__Collected data__
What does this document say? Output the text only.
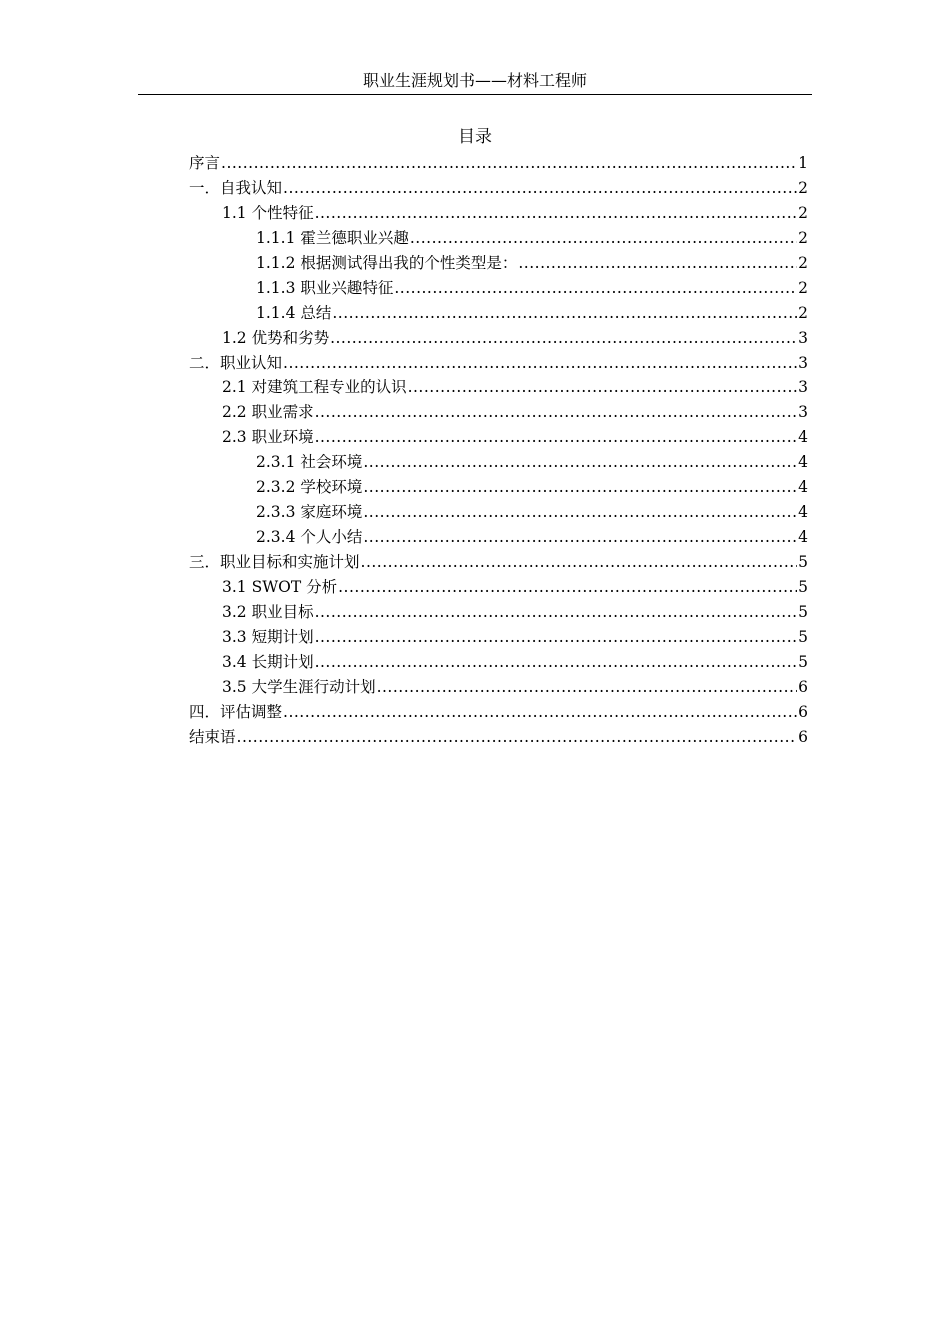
职业生涯规划书——材料工程师
目录
序言 .....	1
一．自我认知 .....	2
1.1 个性特征 .....	2
1.1.1 霍兰德职业兴趣 .....	2
1.1.2 根据测试得出我的个性类型是： .....	2
1.1.3 职业兴趣特征 .....	2
1.1.4 总结 .....	2
1.2 优势和劣势 .....	3
二．职业认知 .....	3
2.1 对建筑工程专业的认识 .....	3
2.2 职业需求 .....	3
2.3 职业环境 .....	4
2.3.1 社会环境 .....	4
2.3.2 学校环境 .....	4
2.3.3 家庭环境 .....	4
2.3.4 个人小结 .....	4
三．职业目标和实施计划 .....	5
3.1 SWOT 分析 .....	5
3.2 职业目标 .....	5
3.3 短期计划 .....	5
3.4 长期计划 .....	5
3.5 大学生涯行动计划 .....	6
四．评估调整 .....	6
结束语 .....	6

__YOUR INSTRUCTIONS__
Return the material word for word. Pictures are not part of the copy.

__PROBLEM SOLUTION__
What does this document say? Output the text only.
职业生涯规划书——材料工程师
目录
序言 .....	1
一．自我认知 .....	2
1.1 个性特征 .....	2
1.1.1 霍兰德职业兴趣 .....	2
1.1.2 根据测试得出我的个性类型是： .....	2
1.1.3 职业兴趣特征 .....	2
1.1.4 总结 .....	2
1.2 优势和劣势 .....	3
二．职业认知 .....	3
2.1 对建筑工程专业的认识 .....	3
2.2 职业需求 .....	3
2.3 职业环境 .....	4
2.3.1 社会环境 .....	4
2.3.2 学校环境 .....	4
2.3.3 家庭环境 .....	4
2.3.4 个人小结 .....	4
三．职业目标和实施计划 .....	5
3.1 SWOT 分析 .....	5
3.2 职业目标 .....	5
3.3 短期计划 .....	5
3.4 长期计划 .....	5
3.5 大学生涯行动计划 .....	6
四．评估调整 .....	6
结束语 .....	6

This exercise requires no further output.